[Start Records for this exercise]

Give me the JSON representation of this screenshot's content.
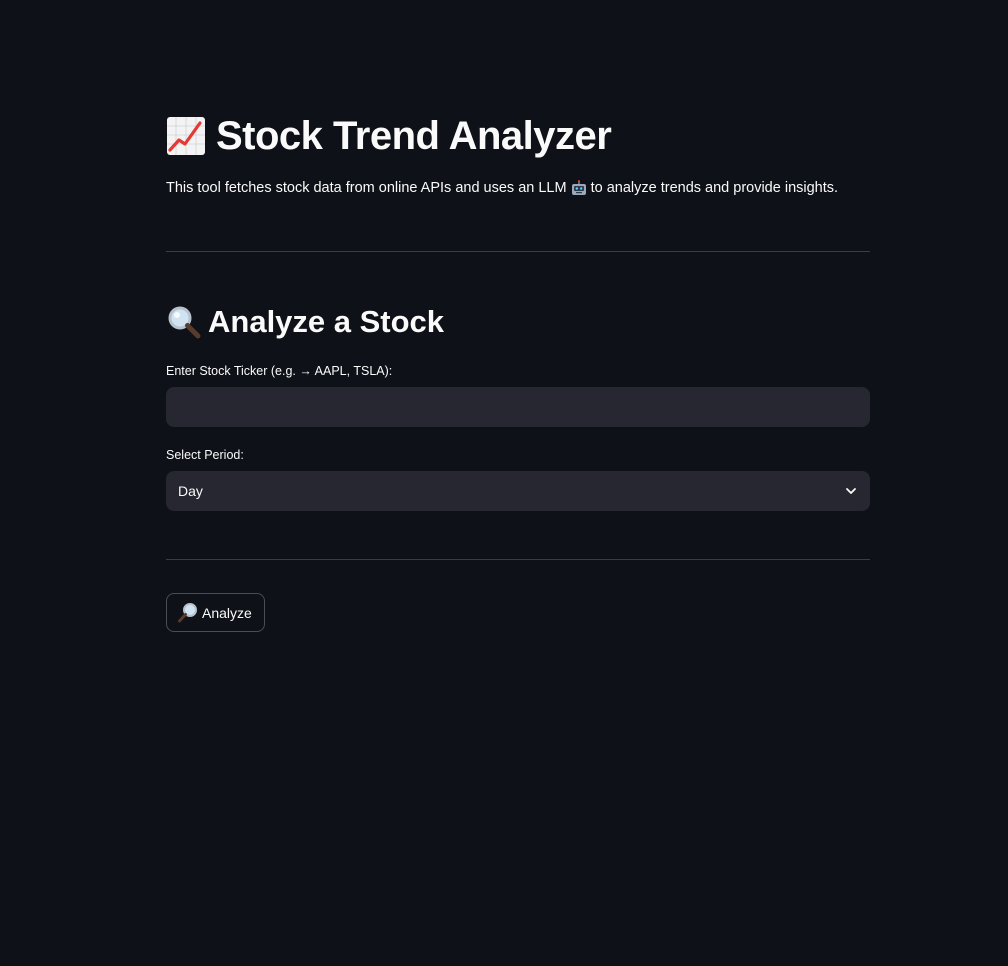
{
  "header": {
    "title_icon": "chart-increasing-icon",
    "title": "Stock Trend Analyzer",
    "intro_before": "This tool fetches stock data from online APIs and uses an LLM",
    "intro_icon": "robot-icon",
    "intro_after": "to analyze trends and provide insights."
  },
  "analyze_section": {
    "icon": "magnifying-glass-icon",
    "subheader": "Analyze a Stock",
    "ticker_label": "Enter Stock Ticker (e.g. → AAPL, TSLA):",
    "ticker_value": "",
    "ticker_placeholder": "",
    "period_label": "Select Period:",
    "period_value": "Day",
    "period_icon": "chevron-down-icon"
  },
  "actions": {
    "analyze_icon": "magnifying-glass-tilted-icon",
    "analyze_label": "Analyze"
  },
  "colors": {
    "background": "#0e1117",
    "input_background": "#262730",
    "text": "#fafafa",
    "divider": "#3a3d45"
  }
}
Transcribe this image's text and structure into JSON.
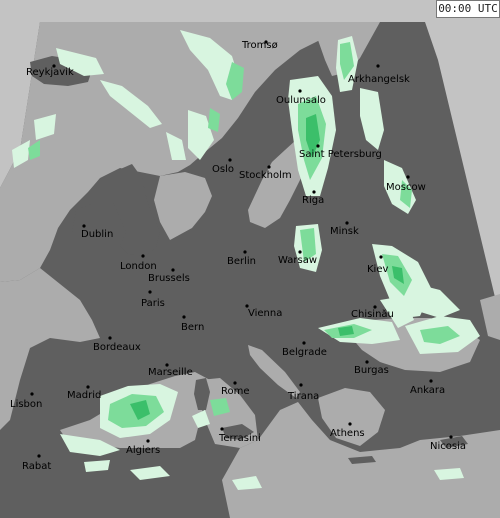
{
  "timestamp": "00:00 UTC",
  "colors": {
    "outside_domain": "#c3c3c3",
    "land": "#5f5f5f",
    "sea": "#acacac",
    "precip_light": "#d8f5e0",
    "precip_moderate": "#7ddc9a",
    "precip_heavy": "#3bbf6a",
    "city_dot": "#000000"
  },
  "cities": [
    "Tromsø",
    "Reykjavik",
    "Arkhangelsk",
    "Oulunsalo",
    "Oslo",
    "Stockholm",
    "Saint Petersburg",
    "Moscow",
    "Riga",
    "Dublin",
    "Minsk",
    "London",
    "Berlin",
    "Warsaw",
    "Kiev",
    "Brussels",
    "Paris",
    "Chisinău",
    "Bern",
    "Vienna",
    "Bordeaux",
    "Belgrade",
    "Marseille",
    "Burgas",
    "Ankara",
    "Lisbon",
    "Madrid",
    "Rome",
    "Tirana",
    "Athens",
    "Terrasini",
    "Algiers",
    "Nicosia",
    "Rabat"
  ]
}
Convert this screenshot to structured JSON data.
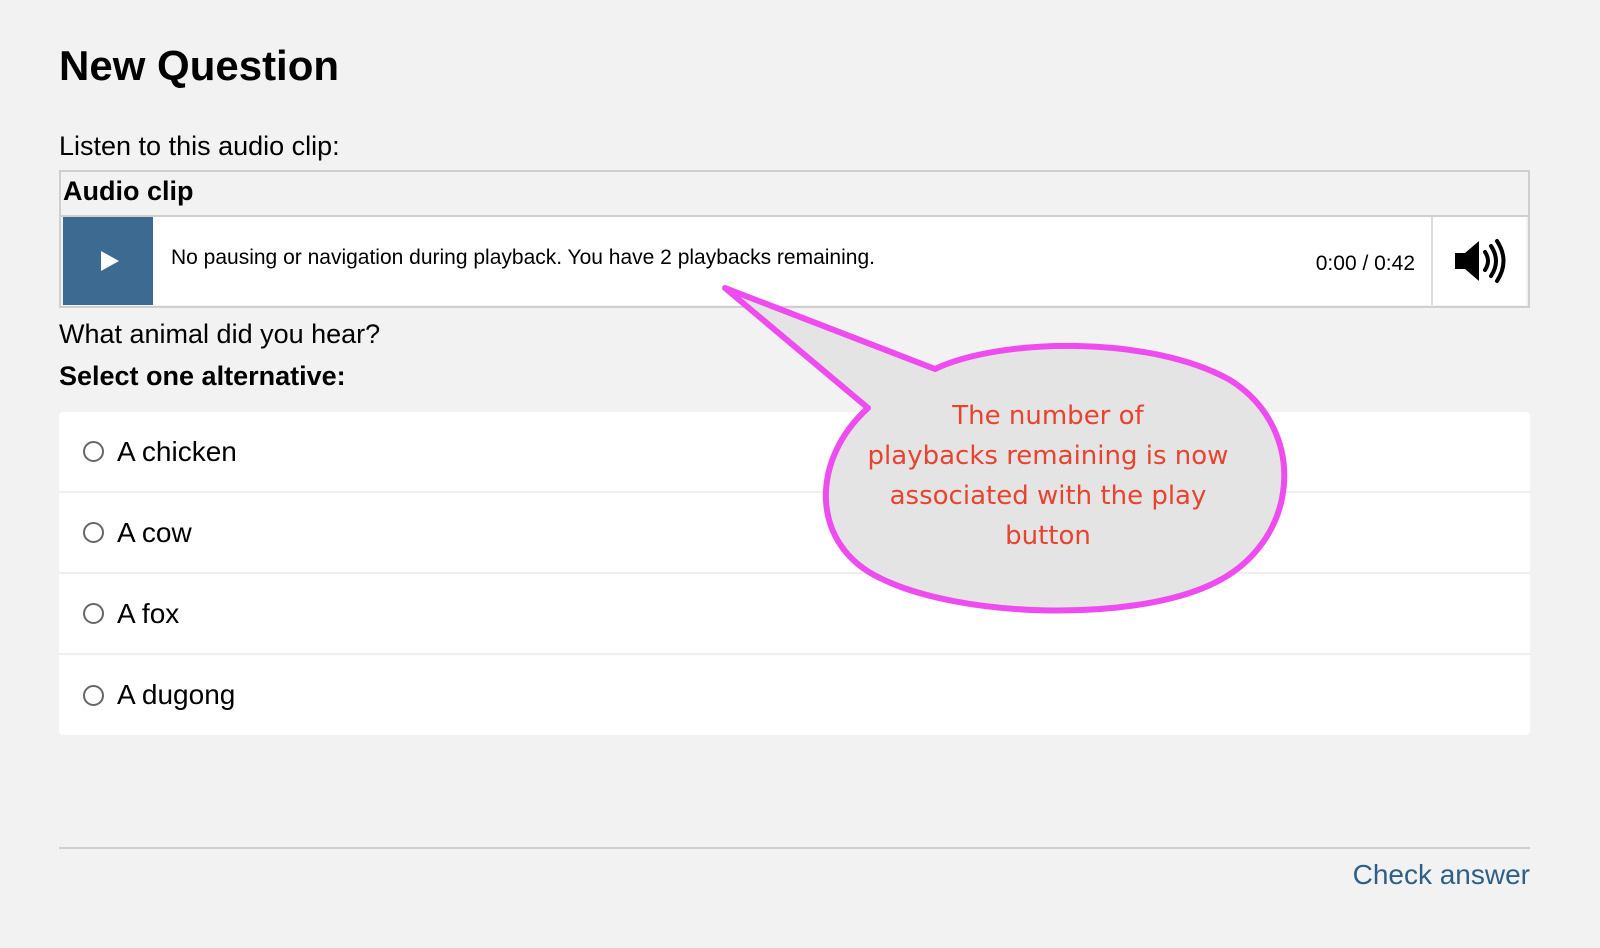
{
  "page": {
    "title": "New Question"
  },
  "prompt": {
    "intro": "Listen to this audio clip:"
  },
  "audio": {
    "header": "Audio clip",
    "status_message": "No pausing or navigation during playback.  You have 2 playbacks remaining.",
    "time": "0:00 / 0:42",
    "play_icon": "play-icon",
    "volume_icon": "speaker-volume-icon"
  },
  "question": {
    "text": "What animal did you hear?",
    "instruction": "Select one alternative:",
    "options": [
      {
        "label": "A chicken"
      },
      {
        "label": "A cow"
      },
      {
        "label": "A fox"
      },
      {
        "label": "A dugong"
      }
    ]
  },
  "footer": {
    "check_answer": "Check answer"
  },
  "callout": {
    "lines": [
      "The number of",
      "playbacks remaining is now",
      "associated with the play",
      "button"
    ],
    "text_color": "#e8432e",
    "border_color": "#ee4cef",
    "fill_color": "#e4e4e4"
  },
  "colors": {
    "play_button": "#3c6a91",
    "link": "#2e5f86",
    "background": "#f2f2f2"
  }
}
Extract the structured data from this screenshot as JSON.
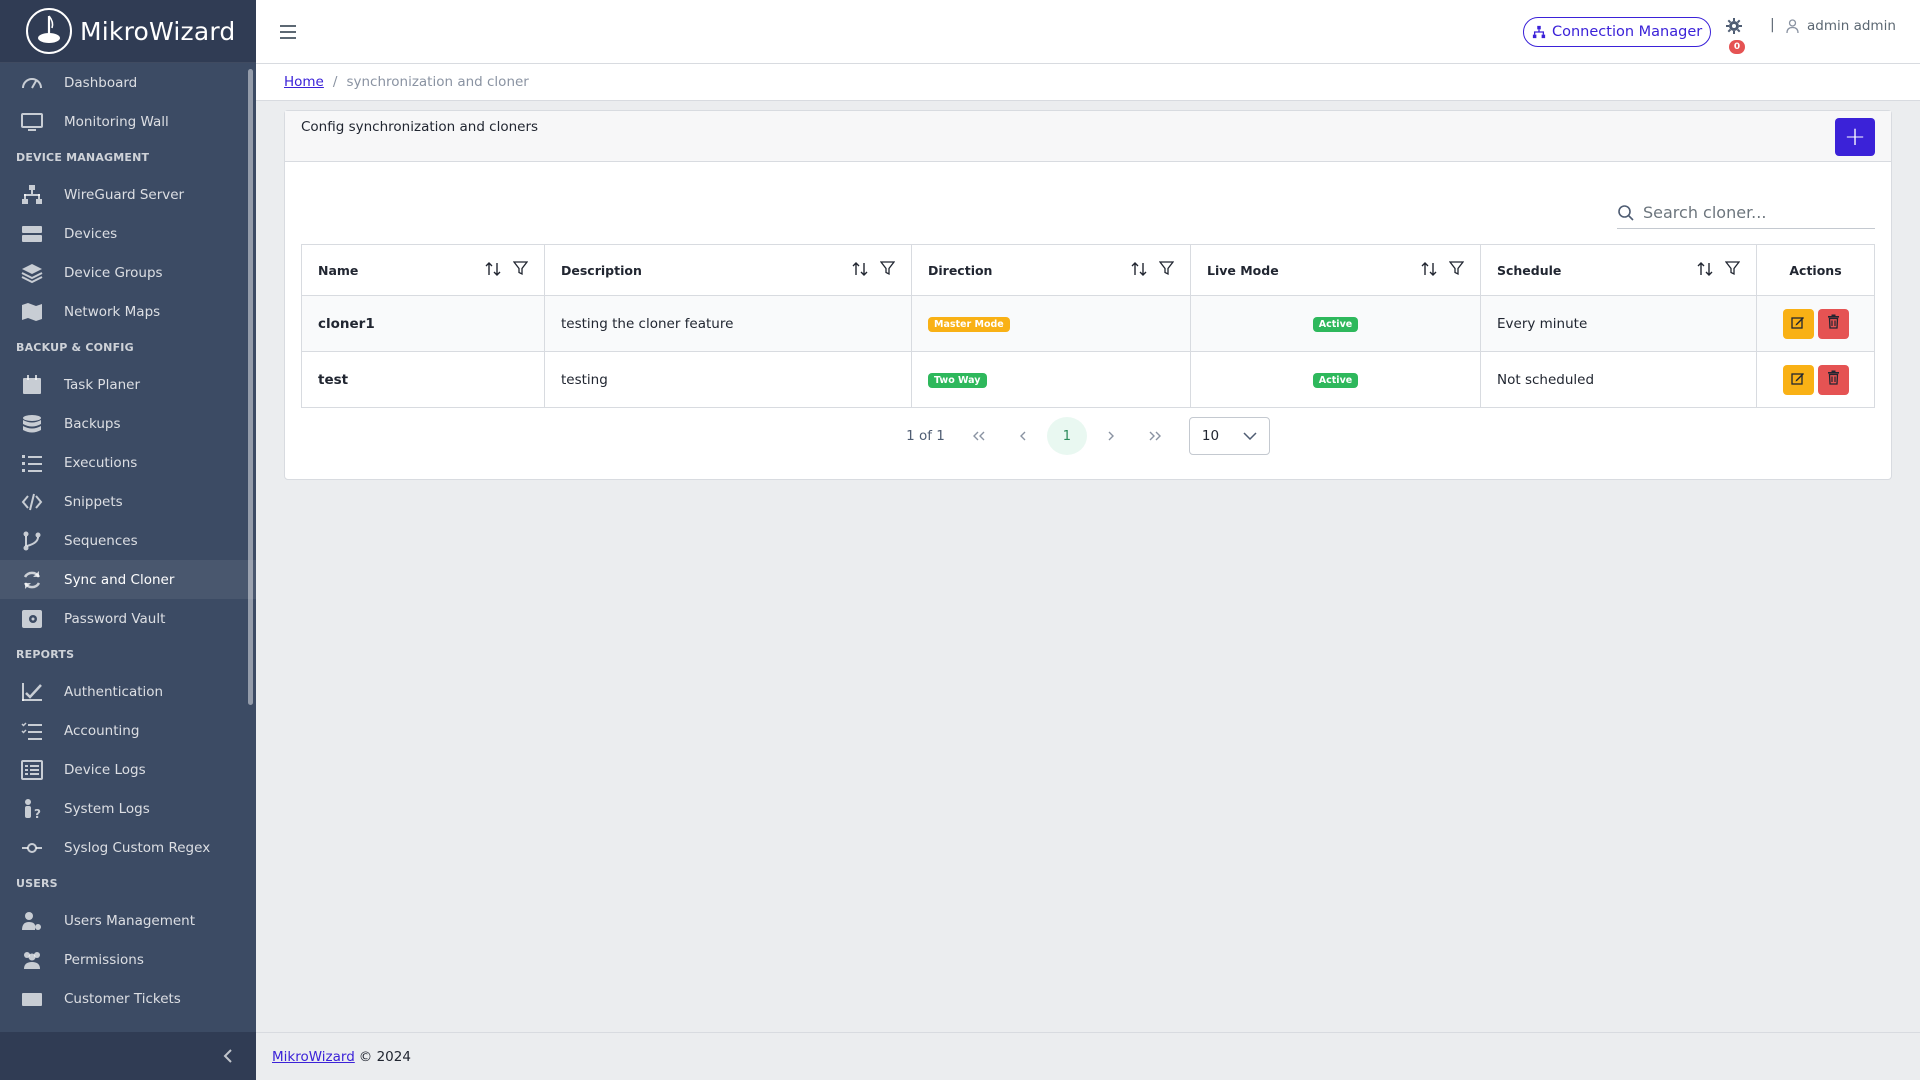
{
  "brand": {
    "name": "MikroWizard"
  },
  "sidebar": {
    "sections": [
      {
        "title": "",
        "items": [
          {
            "label": "Dashboard",
            "icon": "speedometer-icon"
          },
          {
            "label": "Monitoring Wall",
            "icon": "monitor-icon"
          }
        ]
      },
      {
        "title": "DEVICE MANAGMENT",
        "items": [
          {
            "label": "WireGuard Server",
            "icon": "network-icon"
          },
          {
            "label": "Devices",
            "icon": "storage-icon"
          },
          {
            "label": "Device Groups",
            "icon": "layers-icon"
          },
          {
            "label": "Network Maps",
            "icon": "map-icon"
          }
        ]
      },
      {
        "title": "BACKUP & CONFIG",
        "items": [
          {
            "label": "Task Planer",
            "icon": "calendar-icon"
          },
          {
            "label": "Backups",
            "icon": "database-icon"
          },
          {
            "label": "Executions",
            "icon": "task-list-icon"
          },
          {
            "label": "Snippets",
            "icon": "code-icon"
          },
          {
            "label": "Sequences",
            "icon": "fork-icon"
          },
          {
            "label": "Sync and Cloner",
            "icon": "sync-icon",
            "active": true
          },
          {
            "label": "Password Vault",
            "icon": "vault-icon"
          }
        ]
      },
      {
        "title": "REPORTS",
        "items": [
          {
            "label": "Authentication",
            "icon": "check-chart-icon"
          },
          {
            "label": "Accounting",
            "icon": "list-check-icon"
          },
          {
            "label": "Device Logs",
            "icon": "logs-icon"
          },
          {
            "label": "System Logs",
            "icon": "person-question-icon"
          },
          {
            "label": "Syslog Custom Regex",
            "icon": "commit-icon"
          }
        ]
      },
      {
        "title": "USERS",
        "items": [
          {
            "label": "Users Management",
            "icon": "user-gear-icon"
          },
          {
            "label": "Permissions",
            "icon": "people-icon"
          },
          {
            "label": "Customer Tickets",
            "icon": "ticket-icon"
          }
        ]
      }
    ]
  },
  "header": {
    "connection_manager": "Connection Manager",
    "notification_count": "0",
    "separator": "|",
    "user": "admin admin"
  },
  "breadcrumb": {
    "home": "Home",
    "separator": "/",
    "current": "synchronization and cloner"
  },
  "card": {
    "title": "Config synchronization and cloners",
    "add_label": "+",
    "search_placeholder": "Search cloner..."
  },
  "table": {
    "columns": [
      "Name",
      "Description",
      "Direction",
      "Live Mode",
      "Schedule",
      "Actions"
    ],
    "rows": [
      {
        "name": "cloner1",
        "description": "testing the cloner feature",
        "direction": "Master Mode",
        "live_mode": "Active",
        "schedule": "Every minute"
      },
      {
        "name": "test",
        "description": "testing",
        "direction": "Two Way",
        "live_mode": "Active",
        "schedule": "Not scheduled"
      }
    ]
  },
  "pagination": {
    "info": "1 of 1",
    "current_page": "1",
    "page_size": "10"
  },
  "footer": {
    "link": "MikroWizard",
    "text": "© 2024"
  },
  "colors": {
    "primary": "#3b22d8",
    "sidebar": "#3c4b64",
    "warning": "#f9b115",
    "success": "#2eb85c",
    "danger": "#e55353"
  }
}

[End Records for this exercise]

Without including any pictures, print all of the material exactly as given.

Give me the JSON representation of this screenshot's content.
{
  "header": {
    "title_icon": "chart-increasing-icon",
    "title": "Stock Trend Analyzer",
    "intro_before": "This tool fetches stock data from online APIs and uses an LLM",
    "intro_icon": "robot-icon",
    "intro_after": "to analyze trends and provide insights."
  },
  "analyze_section": {
    "icon": "magnifying-glass-icon",
    "subheader": "Analyze a Stock",
    "ticker_label": "Enter Stock Ticker (e.g. → AAPL, TSLA):",
    "ticker_value": "",
    "ticker_placeholder": "",
    "period_label": "Select Period:",
    "period_value": "Day",
    "period_icon": "chevron-down-icon"
  },
  "actions": {
    "analyze_icon": "magnifying-glass-tilted-icon",
    "analyze_label": "Analyze"
  },
  "colors": {
    "background": "#0e1117",
    "input_background": "#262730",
    "text": "#fafafa",
    "divider": "#3a3d45"
  }
}
Transcribe this image's text and structure into JSON.
{
  "timestamp": "00:00 UTC",
  "colors": {
    "outside_domain": "#c3c3c3",
    "land": "#5f5f5f",
    "sea": "#acacac",
    "precip_light": "#d8f5e0",
    "precip_moderate": "#7ddc9a",
    "precip_heavy": "#3bbf6a",
    "city_dot": "#000000"
  },
  "cities": [
    "Tromsø",
    "Reykjavik",
    "Arkhangelsk",
    "Oulunsalo",
    "Oslo",
    "Stockholm",
    "Saint Petersburg",
    "Moscow",
    "Riga",
    "Dublin",
    "Minsk",
    "London",
    "Berlin",
    "Warsaw",
    "Kiev",
    "Brussels",
    "Paris",
    "Chisinău",
    "Bern",
    "Vienna",
    "Bordeaux",
    "Belgrade",
    "Marseille",
    "Burgas",
    "Ankara",
    "Lisbon",
    "Madrid",
    "Rome",
    "Tirana",
    "Athens",
    "Terrasini",
    "Algiers",
    "Nicosia",
    "Rabat"
  ]
}
Convert this screenshot to structured JSON data.
{
  "page": {
    "title": "New Question"
  },
  "prompt": {
    "intro": "Listen to this audio clip:"
  },
  "audio": {
    "header": "Audio clip",
    "status_message": "No pausing or navigation during playback.  You have 2 playbacks remaining.",
    "time": "0:00 / 0:42",
    "play_icon": "play-icon",
    "volume_icon": "speaker-volume-icon"
  },
  "question": {
    "text": "What animal did you hear?",
    "instruction": "Select one alternative:",
    "options": [
      {
        "label": "A chicken"
      },
      {
        "label": "A cow"
      },
      {
        "label": "A fox"
      },
      {
        "label": "A dugong"
      }
    ]
  },
  "footer": {
    "check_answer": "Check answer"
  },
  "callout": {
    "lines": [
      "The number of",
      "playbacks remaining is now",
      "associated with the play",
      "button"
    ],
    "text_color": "#e8432e",
    "border_color": "#ee4cef",
    "fill_color": "#e4e4e4"
  },
  "colors": {
    "play_button": "#3c6a91",
    "link": "#2e5f86",
    "background": "#f2f2f2"
  }
}
Extract the structured data from this screenshot as JSON.
{
  "brand": {
    "name": "MikroWizard"
  },
  "sidebar": {
    "sections": [
      {
        "title": "",
        "items": [
          {
            "label": "Dashboard",
            "icon": "speedometer-icon"
          },
          {
            "label": "Monitoring Wall",
            "icon": "monitor-icon"
          }
        ]
      },
      {
        "title": "DEVICE MANAGMENT",
        "items": [
          {
            "label": "WireGuard Server",
            "icon": "network-icon"
          },
          {
            "label": "Devices",
            "icon": "storage-icon"
          },
          {
            "label": "Device Groups",
            "icon": "layers-icon"
          },
          {
            "label": "Network Maps",
            "icon": "map-icon"
          }
        ]
      },
      {
        "title": "BACKUP & CONFIG",
        "items": [
          {
            "label": "Task Planer",
            "icon": "calendar-icon"
          },
          {
            "label": "Backups",
            "icon": "database-icon"
          },
          {
            "label": "Executions",
            "icon": "task-list-icon"
          },
          {
            "label": "Snippets",
            "icon": "code-icon"
          },
          {
            "label": "Sequences",
            "icon": "fork-icon"
          },
          {
            "label": "Sync and Cloner",
            "icon": "sync-icon",
            "active": true
          },
          {
            "label": "Password Vault",
            "icon": "vault-icon"
          }
        ]
      },
      {
        "title": "REPORTS",
        "items": [
          {
            "label": "Authentication",
            "icon": "check-chart-icon"
          },
          {
            "label": "Accounting",
            "icon": "list-check-icon"
          },
          {
            "label": "Device Logs",
            "icon": "logs-icon"
          },
          {
            "label": "System Logs",
            "icon": "person-question-icon"
          },
          {
            "label": "Syslog Custom Regex",
            "icon": "commit-icon"
          }
        ]
      },
      {
        "title": "USERS",
        "items": [
          {
            "label": "Users Management",
            "icon": "user-gear-icon"
          },
          {
            "label": "Permissions",
            "icon": "people-icon"
          },
          {
            "label": "Customer Tickets",
            "icon": "ticket-icon"
          }
        ]
      }
    ]
  },
  "header": {
    "connection_manager": "Connection Manager",
    "notification_count": "0",
    "separator": "|",
    "user": "admin admin"
  },
  "breadcrumb": {
    "home": "Home",
    "separator": "/",
    "current": "synchronization and cloner"
  },
  "card": {
    "title": "Config synchronization and cloners",
    "add_label": "+",
    "search_placeholder": "Search cloner..."
  },
  "table": {
    "columns": [
      "Name",
      "Description",
      "Direction",
      "Live Mode",
      "Schedule",
      "Actions"
    ],
    "rows": [
      {
        "name": "cloner1",
        "description": "testing the cloner feature",
        "direction": "Master Mode",
        "live_mode": "Active",
        "schedule": "Every minute"
      },
      {
        "name": "test",
        "description": "testing",
        "direction": "Two Way",
        "live_mode": "Active",
        "schedule": "Not scheduled"
      }
    ]
  },
  "pagination": {
    "info": "1 of 1",
    "current_page": "1",
    "page_size": "10"
  },
  "footer": {
    "link": "MikroWizard",
    "text": "© 2024"
  },
  "colors": {
    "primary": "#3b22d8",
    "sidebar": "#3c4b64",
    "warning": "#f9b115",
    "success": "#2eb85c",
    "danger": "#e55353"
  }
}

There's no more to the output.